-- start TASK MATERIAL --
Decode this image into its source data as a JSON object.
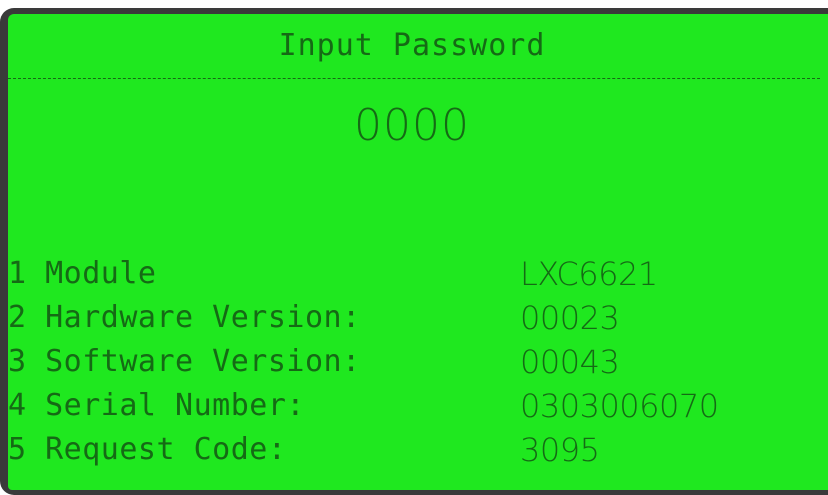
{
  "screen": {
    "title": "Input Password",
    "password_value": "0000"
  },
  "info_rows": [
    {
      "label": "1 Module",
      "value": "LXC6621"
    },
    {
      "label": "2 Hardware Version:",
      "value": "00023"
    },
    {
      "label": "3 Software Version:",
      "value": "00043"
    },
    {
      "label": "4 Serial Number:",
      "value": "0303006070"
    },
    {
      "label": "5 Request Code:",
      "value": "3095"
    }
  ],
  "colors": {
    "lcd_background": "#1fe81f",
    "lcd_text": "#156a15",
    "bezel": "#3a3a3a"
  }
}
-- end TASK MATERIAL --
-- start TASK MATERIAL --
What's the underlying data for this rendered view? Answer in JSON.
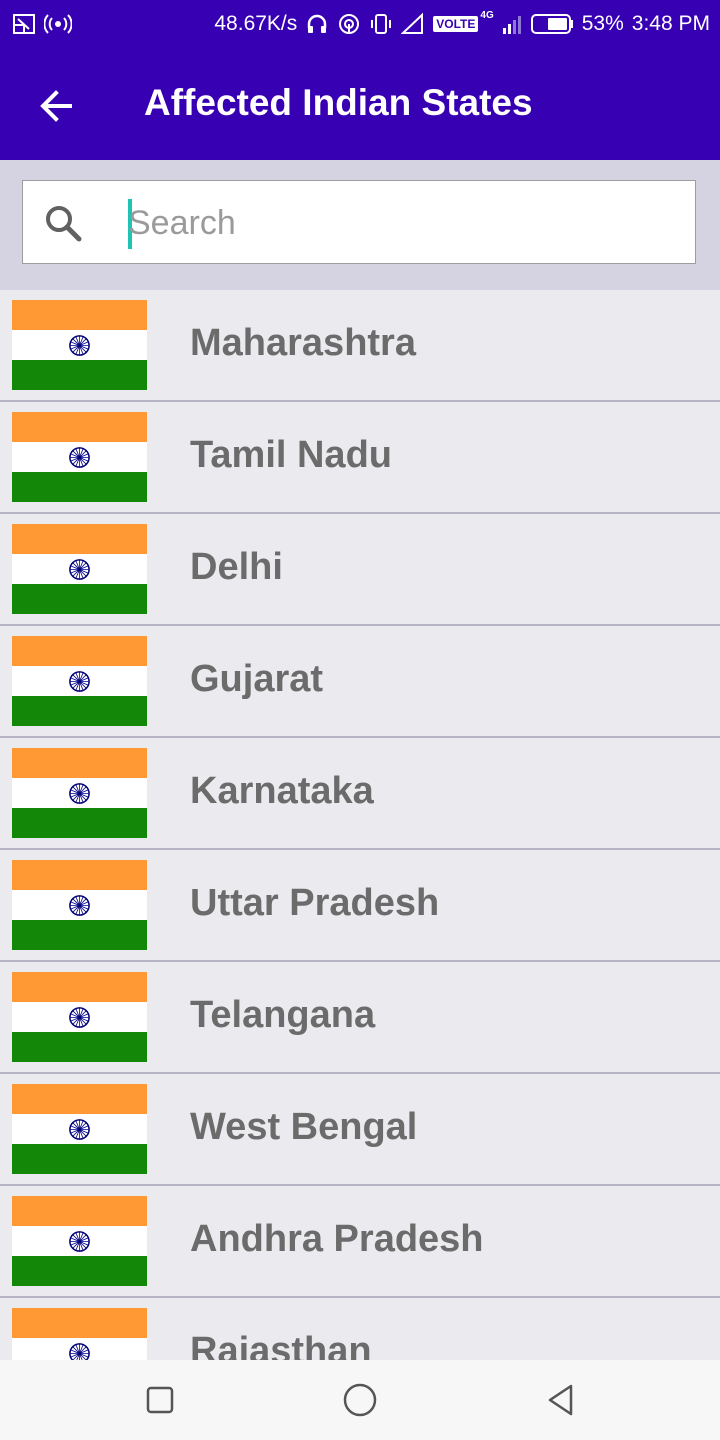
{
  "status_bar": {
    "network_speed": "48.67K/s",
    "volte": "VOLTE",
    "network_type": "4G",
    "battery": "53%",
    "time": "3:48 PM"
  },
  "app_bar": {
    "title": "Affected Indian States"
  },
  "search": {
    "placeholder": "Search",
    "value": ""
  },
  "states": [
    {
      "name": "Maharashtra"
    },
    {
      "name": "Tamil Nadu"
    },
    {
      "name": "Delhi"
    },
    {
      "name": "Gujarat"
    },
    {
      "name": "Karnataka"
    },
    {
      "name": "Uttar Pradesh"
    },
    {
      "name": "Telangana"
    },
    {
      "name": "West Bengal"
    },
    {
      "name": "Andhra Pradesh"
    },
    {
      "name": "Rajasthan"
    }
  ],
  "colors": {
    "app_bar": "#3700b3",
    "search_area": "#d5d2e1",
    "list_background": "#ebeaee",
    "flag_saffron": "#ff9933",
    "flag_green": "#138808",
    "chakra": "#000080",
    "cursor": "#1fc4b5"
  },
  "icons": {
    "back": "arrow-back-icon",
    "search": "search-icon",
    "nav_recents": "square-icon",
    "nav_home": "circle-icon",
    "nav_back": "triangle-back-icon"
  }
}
-- end TASK MATERIAL --
§ **WORK REQUIRED**
Copy each line above containing the string "data".

§ **EXERCISE RESULT**
Decode this image into its source data as a JSON object.
What's the underlying data for this rendered view? Answer in JSON.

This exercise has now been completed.